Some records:
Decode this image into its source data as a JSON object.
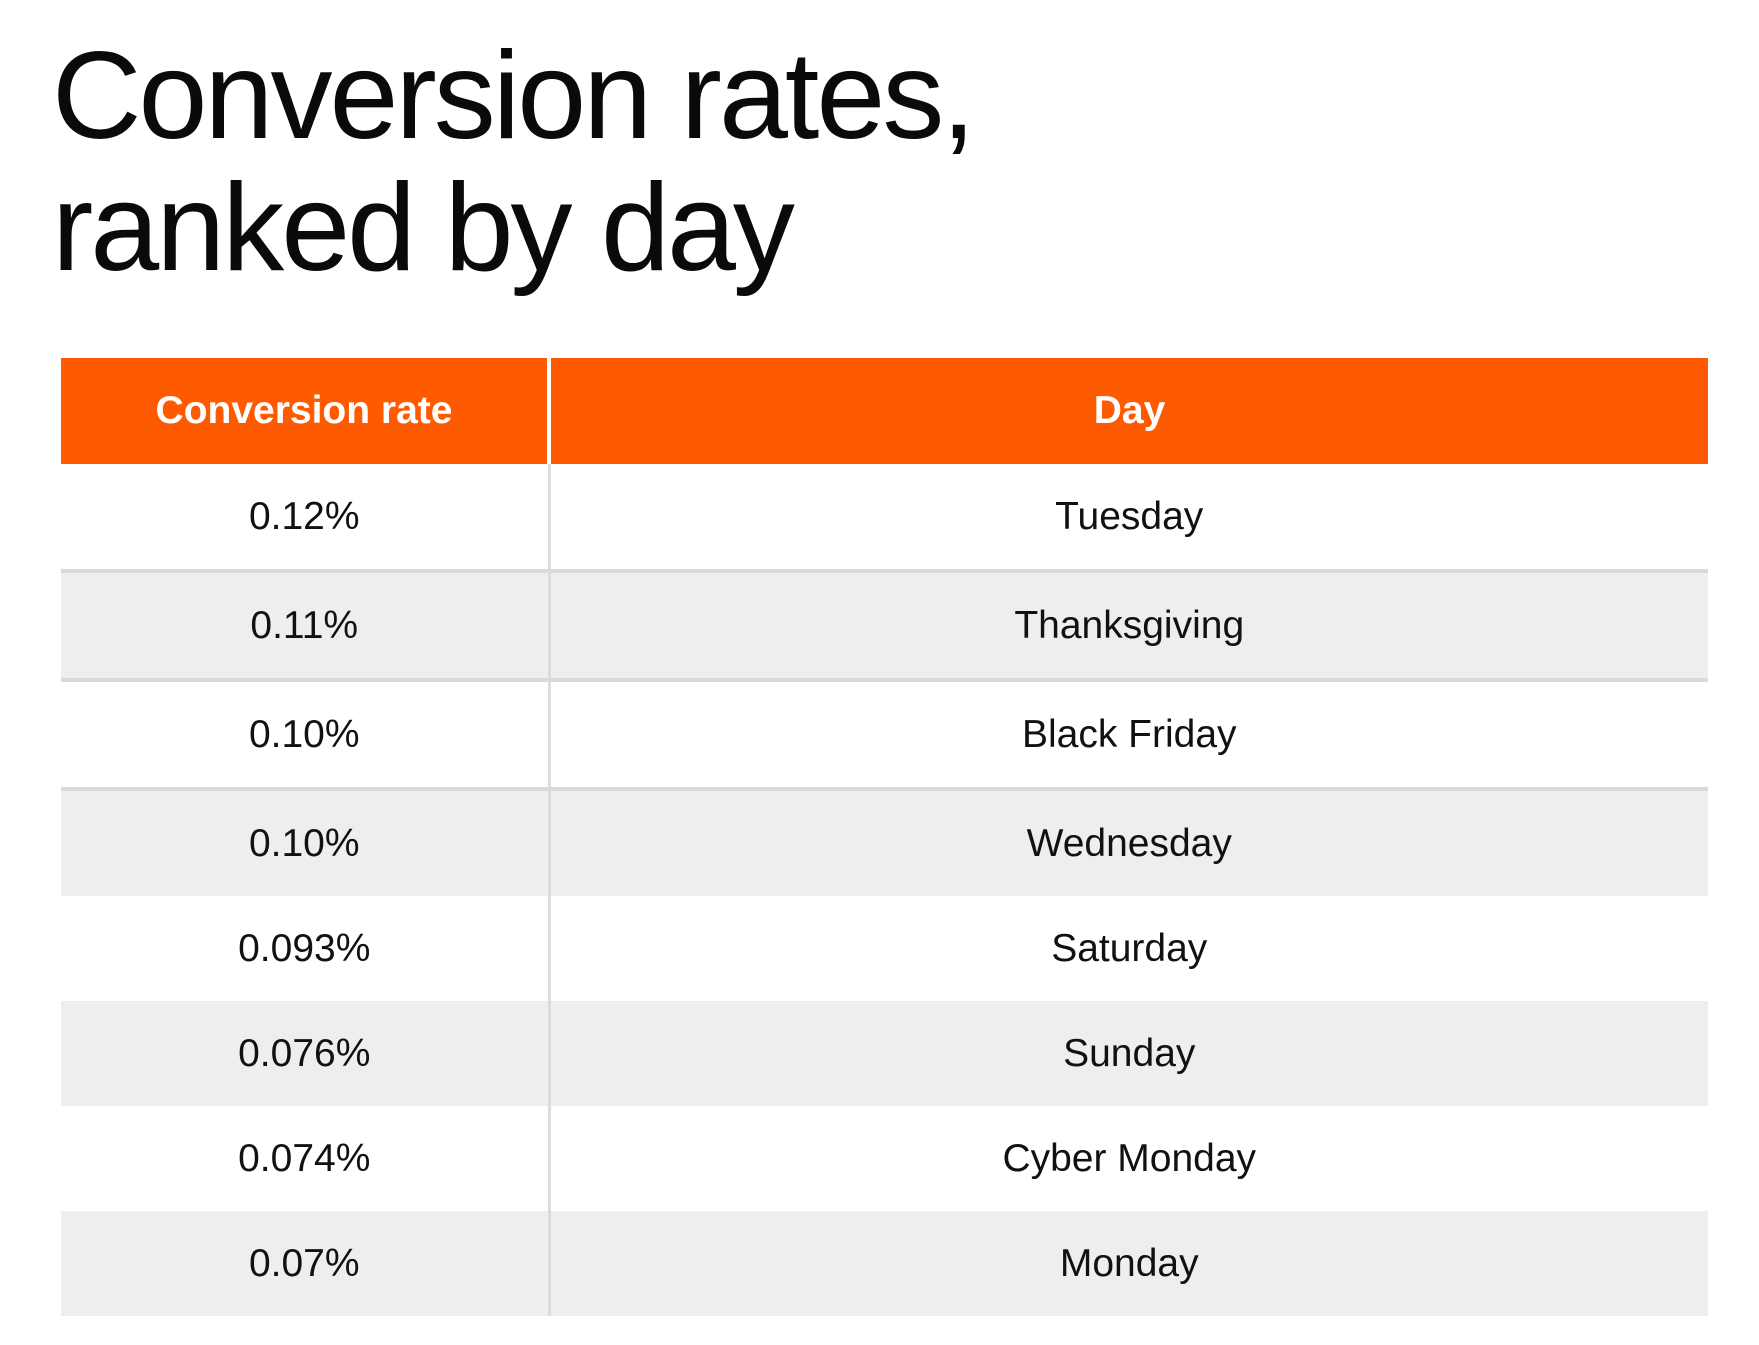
{
  "title_lines": [
    "Conversion rates,",
    "ranked by day"
  ],
  "chart_data": {
    "type": "table",
    "title": "Conversion rates, ranked by day",
    "columns": [
      "Conversion rate",
      "Day"
    ],
    "rows": [
      [
        "0.12%",
        "Tuesday"
      ],
      [
        "0.11%",
        "Thanksgiving"
      ],
      [
        "0.10%",
        "Black Friday"
      ],
      [
        "0.10%",
        "Wednesday"
      ],
      [
        "0.093%",
        "Saturday"
      ],
      [
        "0.076%",
        "Sunday"
      ],
      [
        "0.074%",
        "Cyber Monday"
      ],
      [
        "0.07%",
        "Monday"
      ]
    ],
    "values": [
      0.12,
      0.11,
      0.1,
      0.1,
      0.093,
      0.076,
      0.074,
      0.07
    ],
    "unit": "%"
  },
  "colors": {
    "header_bg": "#fe5a00",
    "header_text": "#ffffff",
    "stripe": "#eeeeee"
  }
}
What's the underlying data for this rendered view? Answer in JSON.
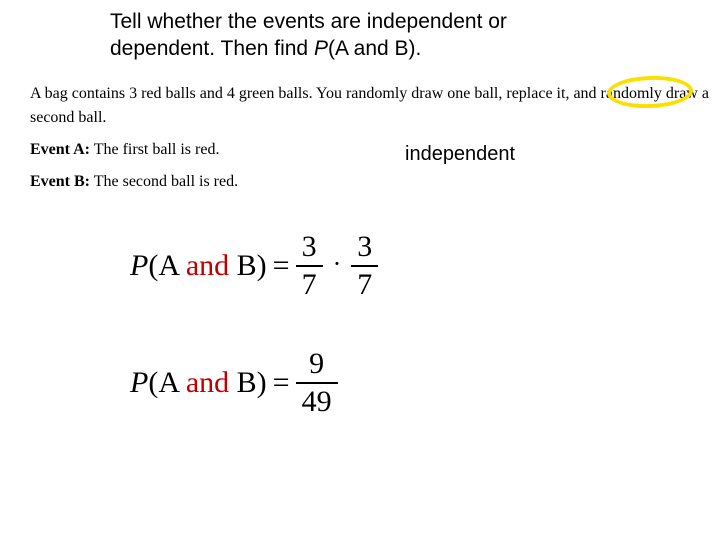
{
  "prompt": {
    "line1": "Tell whether the events are independent or",
    "line2_a": "dependent.  Then find ",
    "line2_b": "P",
    "line2_c": "(A and B)."
  },
  "problem": {
    "scenario_a": "A bag contains 3 red balls and 4 green balls. You randomly draw one ball, ",
    "scenario_highlight": "replace it",
    "scenario_b": ", and randomly draw a second ball.",
    "eventA_label": "Event A:",
    "eventA_text": " The first ball is red.",
    "eventB_label": "Event B:",
    "eventB_text": " The second ball is red."
  },
  "answer": "independent",
  "equations": {
    "label_P": "P",
    "label_open": "(A ",
    "label_and": "and",
    "label_close": " B)",
    "eq_sign": " = ",
    "eq1": {
      "n1": "3",
      "d1": "7",
      "dot": "·",
      "n2": "3",
      "d2": "7"
    },
    "eq2": {
      "n": "9",
      "d": "49"
    }
  },
  "style": {
    "highlight_color": "#f9e000",
    "red_color": "#c00000",
    "background": "#ffffff",
    "prompt_fontsize": 21,
    "problem_fontsize": 16,
    "answer_fontsize": 20,
    "equation_fontsize": 30
  }
}
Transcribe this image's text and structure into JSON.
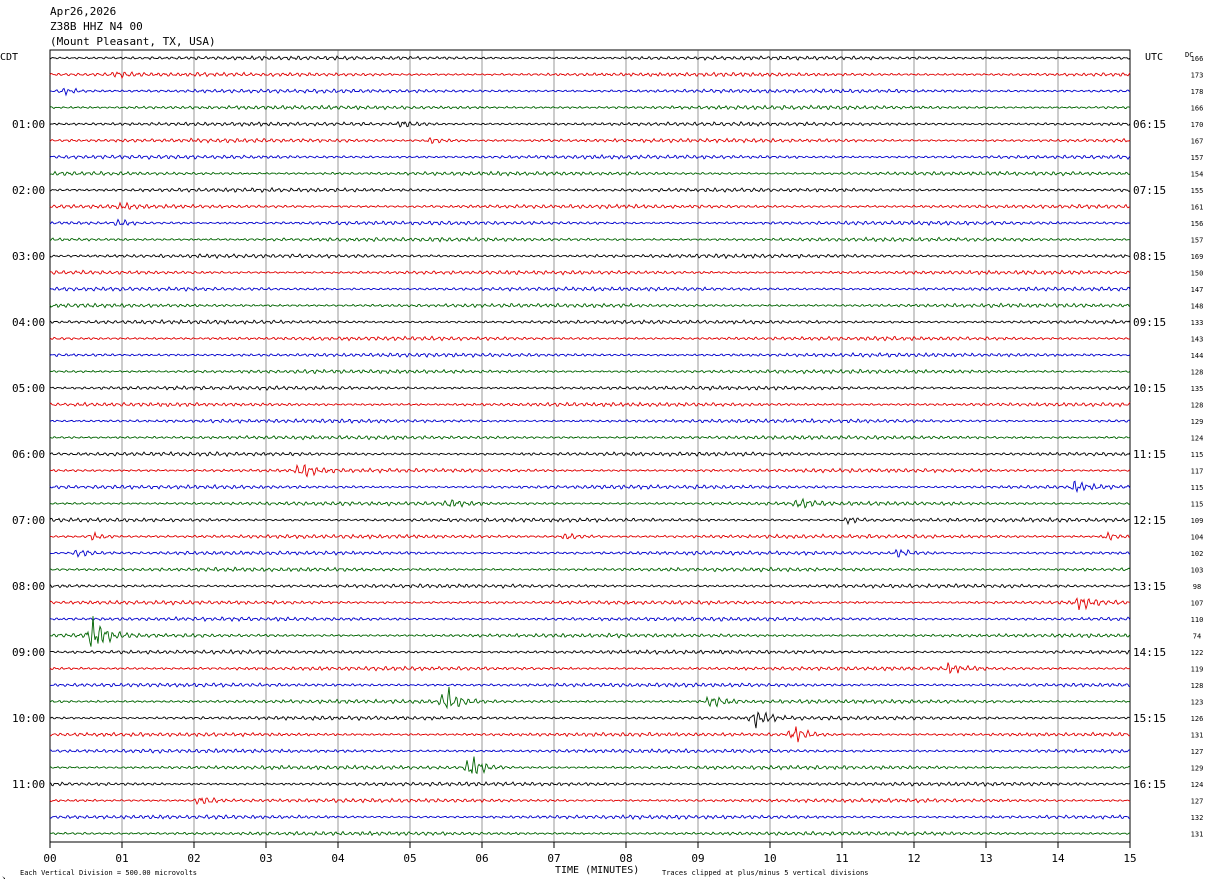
{
  "header": {
    "date": "Apr26,2026",
    "station": "Z38B HHZ N4 00",
    "location": "(Mount Pleasant, TX, USA)"
  },
  "footer": {
    "scale_note": "Each Vertical Division =  500.00 microvolts",
    "clip_note": "Traces clipped at plus/minus 5 vertical divisions"
  },
  "chart_data": {
    "type": "line",
    "subtype": "helicorder",
    "xlabel": "TIME (MINUTES)",
    "x_ticks": [
      "00",
      "01",
      "02",
      "03",
      "04",
      "05",
      "06",
      "07",
      "08",
      "09",
      "10",
      "11",
      "12",
      "13",
      "14",
      "15"
    ],
    "xlim": [
      0,
      15
    ],
    "left_axis_title": "CDT",
    "right_axis_title": "UTC",
    "dc_label": "DC",
    "left_hour_labels": [
      "01:00",
      "02:00",
      "03:00",
      "04:00",
      "05:00",
      "06:00",
      "07:00",
      "08:00",
      "09:00",
      "10:00",
      "11:00"
    ],
    "right_hour_labels": [
      "06:15",
      "07:15",
      "08:15",
      "09:15",
      "10:15",
      "11:15",
      "12:15",
      "13:15",
      "14:15",
      "15:15",
      "16:15"
    ],
    "row_colors": [
      "#000000",
      "#e00000",
      "#0000cc",
      "#006400"
    ],
    "dc_offsets": [
      166,
      173,
      178,
      166,
      170,
      167,
      157,
      154,
      155,
      161,
      156,
      157,
      169,
      150,
      147,
      148,
      133,
      143,
      144,
      128,
      135,
      128,
      129,
      124,
      115,
      117,
      115,
      115,
      109,
      104,
      102,
      103,
      98,
      107,
      110,
      74,
      122,
      119,
      128,
      123,
      126,
      131,
      127,
      129,
      124,
      127,
      132,
      131
    ],
    "events": [
      {
        "row": 1,
        "minute": 0.95,
        "amplitude": 1.2
      },
      {
        "row": 2,
        "minute": 0.2,
        "amplitude": 1.4
      },
      {
        "row": 4,
        "minute": 4.9,
        "amplitude": 1.2
      },
      {
        "row": 5,
        "minute": 5.3,
        "amplitude": 1.0
      },
      {
        "row": 9,
        "minute": 1.0,
        "amplitude": 1.0
      },
      {
        "row": 10,
        "minute": 0.95,
        "amplitude": 1.2
      },
      {
        "row": 25,
        "minute": 3.5,
        "amplitude": 2.8
      },
      {
        "row": 26,
        "minute": 14.25,
        "amplitude": 2.0
      },
      {
        "row": 27,
        "minute": 5.55,
        "amplitude": 1.4
      },
      {
        "row": 27,
        "minute": 10.4,
        "amplitude": 1.6
      },
      {
        "row": 28,
        "minute": 11.1,
        "amplitude": 1.2
      },
      {
        "row": 29,
        "minute": 0.6,
        "amplitude": 1.4
      },
      {
        "row": 29,
        "minute": 7.2,
        "amplitude": 1.4
      },
      {
        "row": 29,
        "minute": 14.7,
        "amplitude": 1.4
      },
      {
        "row": 30,
        "minute": 0.4,
        "amplitude": 1.6
      },
      {
        "row": 30,
        "minute": 11.8,
        "amplitude": 1.6
      },
      {
        "row": 33,
        "minute": 14.3,
        "amplitude": 3.2
      },
      {
        "row": 35,
        "minute": 0.6,
        "amplitude": 7.0
      },
      {
        "row": 37,
        "minute": 12.5,
        "amplitude": 2.0
      },
      {
        "row": 39,
        "minute": 5.5,
        "amplitude": 5.5
      },
      {
        "row": 39,
        "minute": 9.2,
        "amplitude": 2.6
      },
      {
        "row": 40,
        "minute": 9.8,
        "amplitude": 3.5
      },
      {
        "row": 41,
        "minute": 10.35,
        "amplitude": 3.2
      },
      {
        "row": 43,
        "minute": 5.85,
        "amplitude": 4.5
      },
      {
        "row": 45,
        "minute": 2.1,
        "amplitude": 1.8
      }
    ]
  }
}
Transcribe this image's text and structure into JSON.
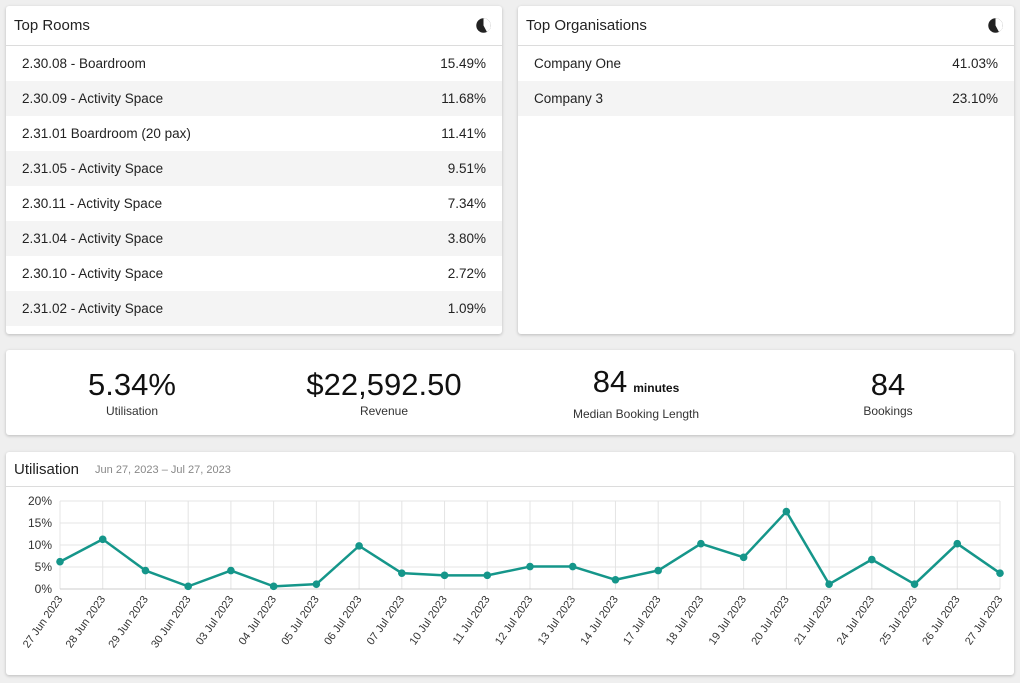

Exercise details – Print the listing above in full, exactly as written. Omit any pictures.

Exercise result –
Decode this image into its source data as a JSON object.
{
  "title_lines": [
    "Conversion rates,",
    "ranked by day"
  ],
  "chart_data": {
    "type": "table",
    "title": "Conversion rates, ranked by day",
    "columns": [
      "Conversion rate",
      "Day"
    ],
    "rows": [
      [
        "0.12%",
        "Tuesday"
      ],
      [
        "0.11%",
        "Thanksgiving"
      ],
      [
        "0.10%",
        "Black Friday"
      ],
      [
        "0.10%",
        "Wednesday"
      ],
      [
        "0.093%",
        "Saturday"
      ],
      [
        "0.076%",
        "Sunday"
      ],
      [
        "0.074%",
        "Cyber Monday"
      ],
      [
        "0.07%",
        "Monday"
      ]
    ],
    "values": [
      0.12,
      0.11,
      0.1,
      0.1,
      0.093,
      0.076,
      0.074,
      0.07
    ],
    "unit": "%"
  },
  "colors": {
    "header_bg": "#fe5a00",
    "header_text": "#ffffff",
    "stripe": "#eeeeee"
  }
}
What's the underlying data for this rendered view? Answer in JSON.
{
  "prompt": {
    "line1": "Tell whether the events are independent or",
    "line2_a": "dependent.  Then find ",
    "line2_b": "P",
    "line2_c": "(A and B)."
  },
  "problem": {
    "scenario_a": "A bag contains 3 red balls and 4 green balls. You randomly draw one ball, ",
    "scenario_highlight": "replace it",
    "scenario_b": ", and randomly draw a second ball.",
    "eventA_label": "Event A:",
    "eventA_text": " The first ball is red.",
    "eventB_label": "Event B:",
    "eventB_text": " The second ball is red."
  },
  "answer": "independent",
  "equations": {
    "label_P": "P",
    "label_open": "(A ",
    "label_and": "and",
    "label_close": " B)",
    "eq_sign": " = ",
    "eq1": {
      "n1": "3",
      "d1": "7",
      "dot": "·",
      "n2": "3",
      "d2": "7"
    },
    "eq2": {
      "n": "9",
      "d": "49"
    }
  },
  "style": {
    "highlight_color": "#f9e000",
    "red_color": "#c00000",
    "background": "#ffffff",
    "prompt_fontsize": 21,
    "problem_fontsize": 16,
    "answer_fontsize": 20,
    "equation_fontsize": 30
  }
}
Transcribe this image's text and structure into JSON.
{
  "header": {
    "date": "Apr26,2026",
    "station": "Z38B HHZ N4 00",
    "location": "(Mount Pleasant, TX, USA)"
  },
  "footer": {
    "scale_note": "Each Vertical Division =  500.00 microvolts",
    "clip_note": "Traces clipped at plus/minus 5 vertical divisions"
  },
  "chart_data": {
    "type": "line",
    "subtype": "helicorder",
    "xlabel": "TIME (MINUTES)",
    "x_ticks": [
      "00",
      "01",
      "02",
      "03",
      "04",
      "05",
      "06",
      "07",
      "08",
      "09",
      "10",
      "11",
      "12",
      "13",
      "14",
      "15"
    ],
    "xlim": [
      0,
      15
    ],
    "left_axis_title": "CDT",
    "right_axis_title": "UTC",
    "dc_label": "DC",
    "left_hour_labels": [
      "01:00",
      "02:00",
      "03:00",
      "04:00",
      "05:00",
      "06:00",
      "07:00",
      "08:00",
      "09:00",
      "10:00",
      "11:00"
    ],
    "right_hour_labels": [
      "06:15",
      "07:15",
      "08:15",
      "09:15",
      "10:15",
      "11:15",
      "12:15",
      "13:15",
      "14:15",
      "15:15",
      "16:15"
    ],
    "row_colors": [
      "#000000",
      "#e00000",
      "#0000cc",
      "#006400"
    ],
    "dc_offsets": [
      166,
      173,
      178,
      166,
      170,
      167,
      157,
      154,
      155,
      161,
      156,
      157,
      169,
      150,
      147,
      148,
      133,
      143,
      144,
      128,
      135,
      128,
      129,
      124,
      115,
      117,
      115,
      115,
      109,
      104,
      102,
      103,
      98,
      107,
      110,
      74,
      122,
      119,
      128,
      123,
      126,
      131,
      127,
      129,
      124,
      127,
      132,
      131
    ],
    "events": [
      {
        "row": 1,
        "minute": 0.95,
        "amplitude": 1.2
      },
      {
        "row": 2,
        "minute": 0.2,
        "amplitude": 1.4
      },
      {
        "row": 4,
        "minute": 4.9,
        "amplitude": 1.2
      },
      {
        "row": 5,
        "minute": 5.3,
        "amplitude": 1.0
      },
      {
        "row": 9,
        "minute": 1.0,
        "amplitude": 1.0
      },
      {
        "row": 10,
        "minute": 0.95,
        "amplitude": 1.2
      },
      {
        "row": 25,
        "minute": 3.5,
        "amplitude": 2.8
      },
      {
        "row": 26,
        "minute": 14.25,
        "amplitude": 2.0
      },
      {
        "row": 27,
        "minute": 5.55,
        "amplitude": 1.4
      },
      {
        "row": 27,
        "minute": 10.4,
        "amplitude": 1.6
      },
      {
        "row": 28,
        "minute": 11.1,
        "amplitude": 1.2
      },
      {
        "row": 29,
        "minute": 0.6,
        "amplitude": 1.4
      },
      {
        "row": 29,
        "minute": 7.2,
        "amplitude": 1.4
      },
      {
        "row": 29,
        "minute": 14.7,
        "amplitude": 1.4
      },
      {
        "row": 30,
        "minute": 0.4,
        "amplitude": 1.6
      },
      {
        "row": 30,
        "minute": 11.8,
        "amplitude": 1.6
      },
      {
        "row": 33,
        "minute": 14.3,
        "amplitude": 3.2
      },
      {
        "row": 35,
        "minute": 0.6,
        "amplitude": 7.0
      },
      {
        "row": 37,
        "minute": 12.5,
        "amplitude": 2.0
      },
      {
        "row": 39,
        "minute": 5.5,
        "amplitude": 5.5
      },
      {
        "row": 39,
        "minute": 9.2,
        "amplitude": 2.6
      },
      {
        "row": 40,
        "minute": 9.8,
        "amplitude": 3.5
      },
      {
        "row": 41,
        "minute": 10.35,
        "amplitude": 3.2
      },
      {
        "row": 43,
        "minute": 5.85,
        "amplitude": 4.5
      },
      {
        "row": 45,
        "minute": 2.1,
        "amplitude": 1.8
      }
    ]
  }
}
Transcribe this image's text and structure into JSON.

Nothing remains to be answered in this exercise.